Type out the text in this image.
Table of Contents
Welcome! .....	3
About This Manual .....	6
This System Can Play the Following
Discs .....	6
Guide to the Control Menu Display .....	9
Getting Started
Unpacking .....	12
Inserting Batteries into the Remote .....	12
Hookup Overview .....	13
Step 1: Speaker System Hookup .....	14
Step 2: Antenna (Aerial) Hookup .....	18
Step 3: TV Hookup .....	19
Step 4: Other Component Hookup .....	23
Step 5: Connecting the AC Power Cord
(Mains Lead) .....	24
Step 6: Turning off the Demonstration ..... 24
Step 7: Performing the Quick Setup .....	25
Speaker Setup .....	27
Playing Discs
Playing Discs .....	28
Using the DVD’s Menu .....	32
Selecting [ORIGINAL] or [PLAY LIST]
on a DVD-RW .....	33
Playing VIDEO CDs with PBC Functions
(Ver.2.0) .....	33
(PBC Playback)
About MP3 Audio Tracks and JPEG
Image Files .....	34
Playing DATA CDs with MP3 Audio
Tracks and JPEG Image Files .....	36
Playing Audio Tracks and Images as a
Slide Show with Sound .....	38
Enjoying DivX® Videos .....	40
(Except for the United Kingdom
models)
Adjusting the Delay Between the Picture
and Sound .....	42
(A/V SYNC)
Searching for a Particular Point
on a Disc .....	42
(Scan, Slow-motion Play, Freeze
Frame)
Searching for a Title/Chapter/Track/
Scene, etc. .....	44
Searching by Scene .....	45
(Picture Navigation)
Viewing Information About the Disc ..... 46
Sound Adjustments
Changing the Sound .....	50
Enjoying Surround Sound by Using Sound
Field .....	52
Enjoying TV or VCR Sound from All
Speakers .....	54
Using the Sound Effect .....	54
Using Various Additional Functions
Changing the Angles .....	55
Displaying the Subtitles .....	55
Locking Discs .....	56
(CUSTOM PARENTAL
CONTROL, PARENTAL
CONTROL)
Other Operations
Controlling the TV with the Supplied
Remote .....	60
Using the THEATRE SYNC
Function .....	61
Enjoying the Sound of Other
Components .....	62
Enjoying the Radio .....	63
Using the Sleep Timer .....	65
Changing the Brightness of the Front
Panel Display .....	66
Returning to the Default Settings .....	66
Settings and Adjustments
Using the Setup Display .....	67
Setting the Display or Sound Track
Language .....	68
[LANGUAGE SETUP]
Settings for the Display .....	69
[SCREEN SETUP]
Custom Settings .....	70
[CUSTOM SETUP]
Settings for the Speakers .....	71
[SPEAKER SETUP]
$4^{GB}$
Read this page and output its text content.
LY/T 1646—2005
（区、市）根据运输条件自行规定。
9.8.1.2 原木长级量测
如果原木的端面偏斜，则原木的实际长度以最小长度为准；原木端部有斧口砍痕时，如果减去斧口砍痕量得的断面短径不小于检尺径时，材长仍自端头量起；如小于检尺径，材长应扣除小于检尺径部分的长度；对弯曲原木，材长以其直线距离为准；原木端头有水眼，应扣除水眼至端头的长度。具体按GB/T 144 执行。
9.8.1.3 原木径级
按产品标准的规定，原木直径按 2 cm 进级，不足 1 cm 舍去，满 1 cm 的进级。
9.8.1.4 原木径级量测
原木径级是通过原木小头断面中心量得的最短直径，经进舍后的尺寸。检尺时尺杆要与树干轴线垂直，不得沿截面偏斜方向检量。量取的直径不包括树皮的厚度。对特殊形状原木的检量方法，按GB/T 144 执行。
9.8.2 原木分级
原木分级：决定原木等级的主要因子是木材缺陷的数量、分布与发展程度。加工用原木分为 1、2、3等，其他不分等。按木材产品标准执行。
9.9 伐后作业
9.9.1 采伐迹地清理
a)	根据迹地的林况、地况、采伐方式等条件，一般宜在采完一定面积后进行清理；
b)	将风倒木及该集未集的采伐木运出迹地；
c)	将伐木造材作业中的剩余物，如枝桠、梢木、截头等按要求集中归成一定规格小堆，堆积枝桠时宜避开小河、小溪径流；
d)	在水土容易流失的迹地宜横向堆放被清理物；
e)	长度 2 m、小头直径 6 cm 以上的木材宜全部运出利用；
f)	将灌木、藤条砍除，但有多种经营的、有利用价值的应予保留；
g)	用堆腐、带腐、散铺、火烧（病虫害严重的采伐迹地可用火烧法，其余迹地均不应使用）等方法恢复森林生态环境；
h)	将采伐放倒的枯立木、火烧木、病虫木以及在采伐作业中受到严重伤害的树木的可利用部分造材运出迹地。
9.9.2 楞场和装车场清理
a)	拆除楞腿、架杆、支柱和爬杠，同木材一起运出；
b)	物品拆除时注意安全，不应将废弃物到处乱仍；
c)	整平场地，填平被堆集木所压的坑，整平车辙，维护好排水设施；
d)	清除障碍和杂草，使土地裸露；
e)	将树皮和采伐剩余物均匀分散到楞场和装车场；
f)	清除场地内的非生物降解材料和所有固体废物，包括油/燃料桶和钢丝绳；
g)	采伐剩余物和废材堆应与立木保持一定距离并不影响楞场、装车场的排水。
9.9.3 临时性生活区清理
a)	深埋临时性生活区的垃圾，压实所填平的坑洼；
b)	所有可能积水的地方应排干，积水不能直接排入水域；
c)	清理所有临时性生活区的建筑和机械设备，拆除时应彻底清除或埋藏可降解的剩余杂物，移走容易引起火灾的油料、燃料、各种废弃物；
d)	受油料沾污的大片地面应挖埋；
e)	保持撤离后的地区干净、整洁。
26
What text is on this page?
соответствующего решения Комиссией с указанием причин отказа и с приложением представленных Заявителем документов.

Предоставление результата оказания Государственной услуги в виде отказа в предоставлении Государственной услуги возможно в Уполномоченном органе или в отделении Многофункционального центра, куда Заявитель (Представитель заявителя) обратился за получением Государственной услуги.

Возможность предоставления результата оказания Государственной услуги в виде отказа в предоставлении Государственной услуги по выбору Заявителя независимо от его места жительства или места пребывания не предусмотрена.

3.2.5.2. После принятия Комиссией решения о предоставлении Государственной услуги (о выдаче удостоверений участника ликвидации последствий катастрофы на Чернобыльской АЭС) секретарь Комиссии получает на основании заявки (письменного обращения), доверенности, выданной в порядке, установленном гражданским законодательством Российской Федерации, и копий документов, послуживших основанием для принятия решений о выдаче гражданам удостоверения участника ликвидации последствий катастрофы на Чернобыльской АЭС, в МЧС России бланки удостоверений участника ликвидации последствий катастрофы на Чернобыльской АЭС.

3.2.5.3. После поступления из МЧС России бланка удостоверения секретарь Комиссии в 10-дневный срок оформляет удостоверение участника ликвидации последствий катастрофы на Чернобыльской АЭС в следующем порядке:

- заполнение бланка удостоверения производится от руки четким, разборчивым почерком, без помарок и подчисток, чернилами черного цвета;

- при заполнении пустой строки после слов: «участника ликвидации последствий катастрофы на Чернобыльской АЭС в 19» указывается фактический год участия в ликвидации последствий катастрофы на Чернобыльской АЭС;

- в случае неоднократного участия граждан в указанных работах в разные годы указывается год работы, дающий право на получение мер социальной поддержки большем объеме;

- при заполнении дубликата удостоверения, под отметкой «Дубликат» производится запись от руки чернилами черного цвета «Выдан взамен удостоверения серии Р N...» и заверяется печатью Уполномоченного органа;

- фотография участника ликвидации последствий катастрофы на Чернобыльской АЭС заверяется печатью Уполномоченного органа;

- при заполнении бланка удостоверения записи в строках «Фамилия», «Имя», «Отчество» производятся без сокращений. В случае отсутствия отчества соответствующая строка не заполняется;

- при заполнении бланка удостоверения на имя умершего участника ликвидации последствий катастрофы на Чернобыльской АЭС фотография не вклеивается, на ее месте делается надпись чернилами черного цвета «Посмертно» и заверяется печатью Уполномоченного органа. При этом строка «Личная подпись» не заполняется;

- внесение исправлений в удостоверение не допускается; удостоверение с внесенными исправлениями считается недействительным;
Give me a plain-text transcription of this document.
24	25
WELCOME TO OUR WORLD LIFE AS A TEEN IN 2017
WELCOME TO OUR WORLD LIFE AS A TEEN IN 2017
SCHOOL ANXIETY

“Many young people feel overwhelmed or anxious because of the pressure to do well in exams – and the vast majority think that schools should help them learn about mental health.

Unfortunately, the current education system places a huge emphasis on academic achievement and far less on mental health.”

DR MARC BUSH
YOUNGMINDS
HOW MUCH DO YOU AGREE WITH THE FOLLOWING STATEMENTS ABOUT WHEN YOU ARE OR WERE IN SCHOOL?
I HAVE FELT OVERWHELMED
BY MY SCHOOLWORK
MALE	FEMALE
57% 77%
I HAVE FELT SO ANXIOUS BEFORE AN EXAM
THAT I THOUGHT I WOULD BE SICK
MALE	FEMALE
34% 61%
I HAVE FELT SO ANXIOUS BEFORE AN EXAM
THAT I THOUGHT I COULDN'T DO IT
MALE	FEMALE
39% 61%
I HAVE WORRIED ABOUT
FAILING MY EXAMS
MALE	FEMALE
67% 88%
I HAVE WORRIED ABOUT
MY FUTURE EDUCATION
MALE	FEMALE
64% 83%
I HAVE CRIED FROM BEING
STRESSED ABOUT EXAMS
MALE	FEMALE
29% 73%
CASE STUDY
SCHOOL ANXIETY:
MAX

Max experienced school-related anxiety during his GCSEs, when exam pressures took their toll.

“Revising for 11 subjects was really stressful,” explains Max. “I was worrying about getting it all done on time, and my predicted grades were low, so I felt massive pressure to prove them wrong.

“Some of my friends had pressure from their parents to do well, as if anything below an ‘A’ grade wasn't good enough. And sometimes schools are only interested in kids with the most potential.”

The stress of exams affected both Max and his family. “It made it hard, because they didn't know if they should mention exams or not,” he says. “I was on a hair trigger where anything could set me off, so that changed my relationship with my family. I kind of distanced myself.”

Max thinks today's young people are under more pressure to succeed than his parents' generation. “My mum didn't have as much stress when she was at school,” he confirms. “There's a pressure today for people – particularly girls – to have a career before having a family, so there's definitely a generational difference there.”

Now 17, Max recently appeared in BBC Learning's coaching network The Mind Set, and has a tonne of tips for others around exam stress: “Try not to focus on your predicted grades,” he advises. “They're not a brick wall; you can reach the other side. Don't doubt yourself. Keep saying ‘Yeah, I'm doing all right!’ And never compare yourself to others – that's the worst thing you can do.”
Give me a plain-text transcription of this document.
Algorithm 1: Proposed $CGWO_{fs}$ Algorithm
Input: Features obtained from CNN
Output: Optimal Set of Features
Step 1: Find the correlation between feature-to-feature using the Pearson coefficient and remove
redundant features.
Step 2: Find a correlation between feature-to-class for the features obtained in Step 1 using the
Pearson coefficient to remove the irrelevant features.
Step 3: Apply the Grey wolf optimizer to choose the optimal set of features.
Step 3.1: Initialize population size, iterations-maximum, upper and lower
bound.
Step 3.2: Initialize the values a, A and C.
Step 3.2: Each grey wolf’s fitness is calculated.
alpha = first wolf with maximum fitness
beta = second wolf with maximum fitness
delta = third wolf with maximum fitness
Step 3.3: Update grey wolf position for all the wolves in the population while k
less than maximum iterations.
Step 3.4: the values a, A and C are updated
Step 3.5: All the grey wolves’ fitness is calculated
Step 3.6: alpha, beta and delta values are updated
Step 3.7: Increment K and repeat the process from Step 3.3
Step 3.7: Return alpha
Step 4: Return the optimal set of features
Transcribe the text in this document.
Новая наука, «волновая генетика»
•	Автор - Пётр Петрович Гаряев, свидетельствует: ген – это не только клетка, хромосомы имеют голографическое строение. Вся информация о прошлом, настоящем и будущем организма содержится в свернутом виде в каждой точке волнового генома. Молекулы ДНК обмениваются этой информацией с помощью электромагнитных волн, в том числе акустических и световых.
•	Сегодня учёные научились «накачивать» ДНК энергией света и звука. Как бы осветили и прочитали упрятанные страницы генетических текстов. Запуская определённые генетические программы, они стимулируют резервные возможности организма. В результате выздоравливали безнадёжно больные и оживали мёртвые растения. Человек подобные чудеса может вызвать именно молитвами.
********************
- **Task statement**:
Copy each line that holds the word "values".

- **Right answer**:
Step 3.2: Initialize the values a, A and C.
Step 3.4: the values a, A and C are updated
Step 3.6: alpha, beta and delta values are updated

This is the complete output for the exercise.